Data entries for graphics

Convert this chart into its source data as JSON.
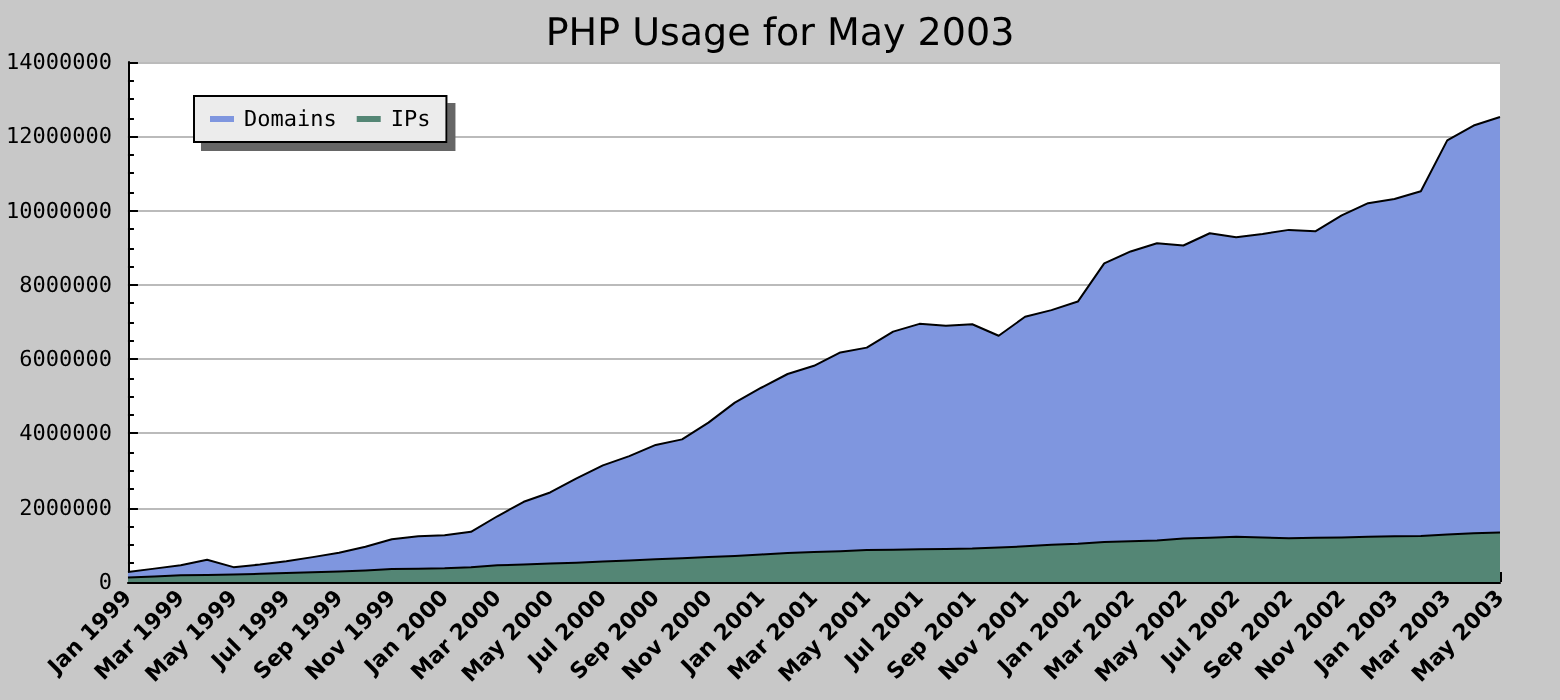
{
  "chart_data": {
    "type": "area",
    "title": "PHP Usage for May 2003",
    "categories": [
      "Jan 1999",
      null,
      "Mar 1999",
      null,
      "May 1999",
      null,
      "Jul 1999",
      null,
      "Sep 1999",
      null,
      "Nov 1999",
      null,
      "Jan 2000",
      null,
      "Mar 2000",
      null,
      "May 2000",
      null,
      "Jul 2000",
      null,
      "Sep 2000",
      null,
      "Nov 2000",
      null,
      "Jan 2001",
      null,
      "Mar 2001",
      null,
      "May 2001",
      null,
      "Jul 2001",
      null,
      "Sep 2001",
      null,
      "Nov 2001",
      null,
      "Jan 2002",
      null,
      "Mar 2002",
      null,
      "May 2002",
      null,
      "Jul 2002",
      null,
      "Sep 2002",
      null,
      "Nov 2002",
      null,
      "Jan 2003",
      null,
      "Mar 2003",
      null,
      "May 2003"
    ],
    "series": [
      {
        "name": "Domains",
        "color": "#7f96df",
        "values": [
          270000,
          360000,
          450000,
          600000,
          400000,
          470000,
          560000,
          670000,
          790000,
          950000,
          1150000,
          1230000,
          1260000,
          1350000,
          1770000,
          2160000,
          2410000,
          2790000,
          3140000,
          3390000,
          3690000,
          3840000,
          4290000,
          4830000,
          5230000,
          5600000,
          5820000,
          6180000,
          6310000,
          6740000,
          6950000,
          6900000,
          6940000,
          6630000,
          7140000,
          7320000,
          7550000,
          8580000,
          8900000,
          9120000,
          9060000,
          9390000,
          9280000,
          9370000,
          9480000,
          9440000,
          9870000,
          10200000,
          10310000,
          10520000,
          11890000,
          12290000,
          12520000
        ]
      },
      {
        "name": "IPs",
        "color": "#548675",
        "values": [
          120000,
          150000,
          180000,
          190000,
          200000,
          220000,
          240000,
          260000,
          280000,
          310000,
          350000,
          360000,
          370000,
          400000,
          450000,
          470000,
          500000,
          520000,
          550000,
          580000,
          610000,
          640000,
          670000,
          700000,
          740000,
          780000,
          810000,
          830000,
          860000,
          870000,
          880000,
          890000,
          900000,
          930000,
          960000,
          1000000,
          1030000,
          1080000,
          1100000,
          1120000,
          1170000,
          1190000,
          1220000,
          1200000,
          1180000,
          1190000,
          1200000,
          1220000,
          1230000,
          1240000,
          1280000,
          1310000,
          1330000
        ]
      }
    ],
    "ylim": [
      0,
      14000000
    ],
    "yticks": [
      0,
      2000000,
      4000000,
      6000000,
      8000000,
      10000000,
      12000000,
      14000000
    ],
    "grid": "y",
    "legend": "top left"
  }
}
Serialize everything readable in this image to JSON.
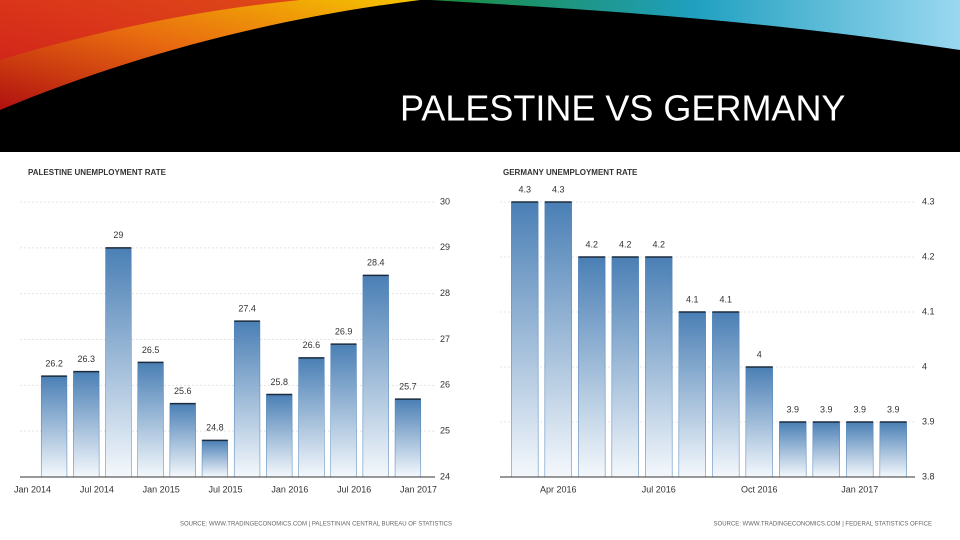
{
  "title": "PALESTINE VS GERMANY",
  "chart_data": [
    {
      "type": "bar",
      "title": "PALESTINE UNEMPLOYMENT RATE",
      "values": [
        26.2,
        26.3,
        29,
        26.5,
        25.6,
        24.8,
        27.4,
        25.8,
        26.6,
        26.9,
        28.4,
        25.7
      ],
      "xtick_labels": [
        "Jan 2014",
        "Jul 2014",
        "Jan 2015",
        "Jul 2015",
        "Jan 2016",
        "Jul 2016",
        "Jan 2017"
      ],
      "ylim": [
        24,
        30
      ],
      "yticks": [
        24,
        25,
        26,
        27,
        28,
        29,
        30
      ],
      "grid": true,
      "color": "#4a7fb5",
      "source": "SOURCE: WWW.TRADINGECONOMICS.COM | PALESTINIAN CENTRAL BUREAU OF STATISTICS"
    },
    {
      "type": "bar",
      "title": "GERMANY UNEMPLOYMENT RATE",
      "categories": [
        null,
        "Apr 2016",
        null,
        null,
        "Jul 2016",
        null,
        null,
        "Oct 2016",
        null,
        null,
        "Jan 2017",
        null
      ],
      "values": [
        4.3,
        4.3,
        4.2,
        4.2,
        4.2,
        4.1,
        4.1,
        4,
        3.9,
        3.9,
        3.9,
        3.9
      ],
      "ylim": [
        3.8,
        4.3
      ],
      "yticks": [
        3.8,
        3.9,
        4,
        4.1,
        4.2,
        4.3
      ],
      "grid": true,
      "color": "#4a7fb5",
      "source": "SOURCE: WWW.TRADINGECONOMICS.COM | FEDERAL STATISTICS OFFICE"
    }
  ]
}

**What to produce**
Omit the pictures and restate the rest of the records verbatim.

**Result of the exercise**
Convert this chart into its source data as JSON.
{
  "chart_data": {
    "type": "area",
    "title": "PHP Usage for May 2003",
    "categories": [
      "Jan 1999",
      null,
      "Mar 1999",
      null,
      "May 1999",
      null,
      "Jul 1999",
      null,
      "Sep 1999",
      null,
      "Nov 1999",
      null,
      "Jan 2000",
      null,
      "Mar 2000",
      null,
      "May 2000",
      null,
      "Jul 2000",
      null,
      "Sep 2000",
      null,
      "Nov 2000",
      null,
      "Jan 2001",
      null,
      "Mar 2001",
      null,
      "May 2001",
      null,
      "Jul 2001",
      null,
      "Sep 2001",
      null,
      "Nov 2001",
      null,
      "Jan 2002",
      null,
      "Mar 2002",
      null,
      "May 2002",
      null,
      "Jul 2002",
      null,
      "Sep 2002",
      null,
      "Nov 2002",
      null,
      "Jan 2003",
      null,
      "Mar 2003",
      null,
      "May 2003"
    ],
    "series": [
      {
        "name": "Domains",
        "color": "#7f96df",
        "values": [
          270000,
          360000,
          450000,
          600000,
          400000,
          470000,
          560000,
          670000,
          790000,
          950000,
          1150000,
          1230000,
          1260000,
          1350000,
          1770000,
          2160000,
          2410000,
          2790000,
          3140000,
          3390000,
          3690000,
          3840000,
          4290000,
          4830000,
          5230000,
          5600000,
          5820000,
          6180000,
          6310000,
          6740000,
          6950000,
          6900000,
          6940000,
          6630000,
          7140000,
          7320000,
          7550000,
          8580000,
          8900000,
          9120000,
          9060000,
          9390000,
          9280000,
          9370000,
          9480000,
          9440000,
          9870000,
          10200000,
          10310000,
          10520000,
          11890000,
          12290000,
          12520000
        ]
      },
      {
        "name": "IPs",
        "color": "#548675",
        "values": [
          120000,
          150000,
          180000,
          190000,
          200000,
          220000,
          240000,
          260000,
          280000,
          310000,
          350000,
          360000,
          370000,
          400000,
          450000,
          470000,
          500000,
          520000,
          550000,
          580000,
          610000,
          640000,
          670000,
          700000,
          740000,
          780000,
          810000,
          830000,
          860000,
          870000,
          880000,
          890000,
          900000,
          930000,
          960000,
          1000000,
          1030000,
          1080000,
          1100000,
          1120000,
          1170000,
          1190000,
          1220000,
          1200000,
          1180000,
          1190000,
          1200000,
          1220000,
          1230000,
          1240000,
          1280000,
          1310000,
          1330000
        ]
      }
    ],
    "ylim": [
      0,
      14000000
    ],
    "yticks": [
      0,
      2000000,
      4000000,
      6000000,
      8000000,
      10000000,
      12000000,
      14000000
    ],
    "grid": "y",
    "legend": "top left"
  }
}
Serialize everything readable in this image to JSON.
{
  "title": "PALESTINE VS GERMANY",
  "chart_data": [
    {
      "type": "bar",
      "title": "PALESTINE UNEMPLOYMENT RATE",
      "values": [
        26.2,
        26.3,
        29,
        26.5,
        25.6,
        24.8,
        27.4,
        25.8,
        26.6,
        26.9,
        28.4,
        25.7
      ],
      "xtick_labels": [
        "Jan 2014",
        "Jul 2014",
        "Jan 2015",
        "Jul 2015",
        "Jan 2016",
        "Jul 2016",
        "Jan 2017"
      ],
      "ylim": [
        24,
        30
      ],
      "yticks": [
        24,
        25,
        26,
        27,
        28,
        29,
        30
      ],
      "grid": true,
      "color": "#4a7fb5",
      "source": "SOURCE: WWW.TRADINGECONOMICS.COM | PALESTINIAN CENTRAL BUREAU OF STATISTICS"
    },
    {
      "type": "bar",
      "title": "GERMANY UNEMPLOYMENT RATE",
      "categories": [
        null,
        "Apr 2016",
        null,
        null,
        "Jul 2016",
        null,
        null,
        "Oct 2016",
        null,
        null,
        "Jan 2017",
        null
      ],
      "values": [
        4.3,
        4.3,
        4.2,
        4.2,
        4.2,
        4.1,
        4.1,
        4,
        3.9,
        3.9,
        3.9,
        3.9
      ],
      "ylim": [
        3.8,
        4.3
      ],
      "yticks": [
        3.8,
        3.9,
        4,
        4.1,
        4.2,
        4.3
      ],
      "grid": true,
      "color": "#4a7fb5",
      "source": "SOURCE: WWW.TRADINGECONOMICS.COM | FEDERAL STATISTICS OFFICE"
    }
  ]
}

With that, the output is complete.